■ Task directions
A complete, word-for-word restatement of the entries is needed.

■ Data records
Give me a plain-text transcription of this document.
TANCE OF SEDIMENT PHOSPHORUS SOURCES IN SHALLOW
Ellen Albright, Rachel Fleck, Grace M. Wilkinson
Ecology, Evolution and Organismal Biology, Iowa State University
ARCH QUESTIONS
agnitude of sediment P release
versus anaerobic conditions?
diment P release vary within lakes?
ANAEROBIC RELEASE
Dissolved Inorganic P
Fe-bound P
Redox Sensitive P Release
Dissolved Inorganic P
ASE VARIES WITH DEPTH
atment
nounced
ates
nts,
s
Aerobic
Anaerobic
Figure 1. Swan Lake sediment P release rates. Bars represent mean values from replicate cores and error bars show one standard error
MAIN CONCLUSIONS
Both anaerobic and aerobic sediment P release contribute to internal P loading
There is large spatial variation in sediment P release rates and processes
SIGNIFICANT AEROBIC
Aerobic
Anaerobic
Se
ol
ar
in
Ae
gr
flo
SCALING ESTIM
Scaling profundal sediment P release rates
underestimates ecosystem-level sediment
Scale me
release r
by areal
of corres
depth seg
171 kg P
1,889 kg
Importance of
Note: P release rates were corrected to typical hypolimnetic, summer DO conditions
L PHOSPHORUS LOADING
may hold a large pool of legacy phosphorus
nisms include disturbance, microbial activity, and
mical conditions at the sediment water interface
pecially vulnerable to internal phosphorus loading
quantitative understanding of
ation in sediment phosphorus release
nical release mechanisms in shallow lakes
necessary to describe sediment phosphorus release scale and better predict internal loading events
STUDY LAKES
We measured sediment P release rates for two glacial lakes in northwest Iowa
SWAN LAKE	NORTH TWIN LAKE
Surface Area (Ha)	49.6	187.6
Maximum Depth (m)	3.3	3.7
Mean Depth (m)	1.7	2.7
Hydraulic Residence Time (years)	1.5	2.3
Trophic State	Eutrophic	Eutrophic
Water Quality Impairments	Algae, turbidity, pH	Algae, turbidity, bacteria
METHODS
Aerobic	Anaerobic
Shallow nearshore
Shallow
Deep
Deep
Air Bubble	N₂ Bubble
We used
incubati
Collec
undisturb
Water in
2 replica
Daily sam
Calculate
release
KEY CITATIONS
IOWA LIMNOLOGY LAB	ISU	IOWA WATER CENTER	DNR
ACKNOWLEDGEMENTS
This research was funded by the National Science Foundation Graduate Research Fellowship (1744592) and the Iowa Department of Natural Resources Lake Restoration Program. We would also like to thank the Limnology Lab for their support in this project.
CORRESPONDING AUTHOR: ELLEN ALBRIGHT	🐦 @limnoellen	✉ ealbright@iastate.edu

■ Output for this task
Give me a plain-text transcription of this document.
TANCE OF SEDIMENT PHOSPHORUS SOURCES IN SHALLOW
Ellen Albright, Rachel Fleck, Grace M. Wilkinson
Ecology, Evolution and Organismal Biology, Iowa State University
ARCH QUESTIONS
agnitude of sediment P release
versus anaerobic conditions?
diment P release vary within lakes?
ANAEROBIC RELEASE
Dissolved Inorganic P
Fe-bound P
Redox Sensitive P Release
Dissolved Inorganic P
ASE VARIES WITH DEPTH
atment
nounced
ates
nts,
s
Aerobic
Anaerobic
Figure 1. Swan Lake sediment P release rates. Bars represent mean values from replicate cores and error bars show one standard error
MAIN CONCLUSIONS
Both anaerobic and aerobic sediment P release contribute to internal P loading
There is large spatial variation in sediment P release rates and processes
SIGNIFICANT AEROBIC
Aerobic
Anaerobic
Se
ol
ar
in
Ae
gr
flo
SCALING ESTIM
Scaling profundal sediment P release rates
underestimates ecosystem-level sediment
Scale me
release r
by areal
of corres
depth seg
171 kg P
1,889 kg
Importance of
Note: P release rates were corrected to typical hypolimnetic, summer DO conditions
L PHOSPHORUS LOADING
may hold a large pool of legacy phosphorus
nisms include disturbance, microbial activity, and
mical conditions at the sediment water interface
pecially vulnerable to internal phosphorus loading
quantitative understanding of
ation in sediment phosphorus release
nical release mechanisms in shallow lakes
necessary to describe sediment phosphorus release scale and better predict internal loading events
STUDY LAKES
We measured sediment P release rates for two glacial lakes in northwest Iowa
SWAN LAKE	NORTH TWIN LAKE
Surface Area (Ha)	49.6	187.6
Maximum Depth (m)	3.3	3.7
Mean Depth (m)	1.7	2.7
Hydraulic Residence Time (years)	1.5	2.3
Trophic State	Eutrophic	Eutrophic
Water Quality Impairments	Algae, turbidity, pH	Algae, turbidity, bacteria
METHODS
Aerobic	Anaerobic
Shallow nearshore
Shallow
Deep
Deep
Air Bubble	N₂ Bubble
We used
incubati
Collec
undisturb
Water in
2 replica
Daily sam
Calculate
release
KEY CITATIONS
IOWA LIMNOLOGY LAB	ISU	IOWA WATER CENTER	DNR
ACKNOWLEDGEMENTS
This research was funded by the National Science Foundation Graduate Research Fellowship (1744592) and the Iowa Department of Natural Resources Lake Restoration Program. We would also like to thank the Limnology Lab for their support in this project.
CORRESPONDING AUTHOR: ELLEN ALBRIGHT	🐦 @limnoellen	✉ ealbright@iastate.edu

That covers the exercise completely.